Output all lines exactly.

-- begin INPUT FOR THIS TASK --

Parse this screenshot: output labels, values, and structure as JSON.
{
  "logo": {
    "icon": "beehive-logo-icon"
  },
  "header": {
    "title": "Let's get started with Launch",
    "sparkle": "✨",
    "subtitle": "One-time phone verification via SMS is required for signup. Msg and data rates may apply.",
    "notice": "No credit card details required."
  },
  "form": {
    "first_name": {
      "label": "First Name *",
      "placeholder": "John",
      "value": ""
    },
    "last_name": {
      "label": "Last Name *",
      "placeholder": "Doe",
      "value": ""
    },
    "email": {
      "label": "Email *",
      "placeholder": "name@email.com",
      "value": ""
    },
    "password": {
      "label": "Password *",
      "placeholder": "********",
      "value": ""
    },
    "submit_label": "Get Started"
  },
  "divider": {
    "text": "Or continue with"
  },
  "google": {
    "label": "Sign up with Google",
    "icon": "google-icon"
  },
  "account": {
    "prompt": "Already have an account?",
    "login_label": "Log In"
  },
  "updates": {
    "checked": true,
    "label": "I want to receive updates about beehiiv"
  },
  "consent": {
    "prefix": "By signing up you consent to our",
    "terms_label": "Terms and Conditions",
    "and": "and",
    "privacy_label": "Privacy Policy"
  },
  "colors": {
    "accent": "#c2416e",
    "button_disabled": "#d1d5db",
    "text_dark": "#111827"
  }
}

-- end INPUT FOR THIS TASK --

CORRECT RESPONSE =
Parse this screenshot: output labels, values, and structure as JSON.
{
  "logo": {
    "icon": "beehive-logo-icon"
  },
  "header": {
    "title": "Let's get started with Launch",
    "sparkle": "✨",
    "subtitle": "One-time phone verification via SMS is required for signup. Msg and data rates may apply.",
    "notice": "No credit card details required."
  },
  "form": {
    "first_name": {
      "label": "First Name *",
      "placeholder": "John",
      "value": ""
    },
    "last_name": {
      "label": "Last Name *",
      "placeholder": "Doe",
      "value": ""
    },
    "email": {
      "label": "Email *",
      "placeholder": "name@email.com",
      "value": ""
    },
    "password": {
      "label": "Password *",
      "placeholder": "********",
      "value": ""
    },
    "submit_label": "Get Started"
  },
  "divider": {
    "text": "Or continue with"
  },
  "google": {
    "label": "Sign up with Google",
    "icon": "google-icon"
  },
  "account": {
    "prompt": "Already have an account?",
    "login_label": "Log In"
  },
  "updates": {
    "checked": true,
    "label": "I want to receive updates about beehiiv"
  },
  "consent": {
    "prefix": "By signing up you consent to our",
    "terms_label": "Terms and Conditions",
    "and": "and",
    "privacy_label": "Privacy Policy"
  },
  "colors": {
    "accent": "#c2416e",
    "button_disabled": "#d1d5db",
    "text_dark": "#111827"
  }
}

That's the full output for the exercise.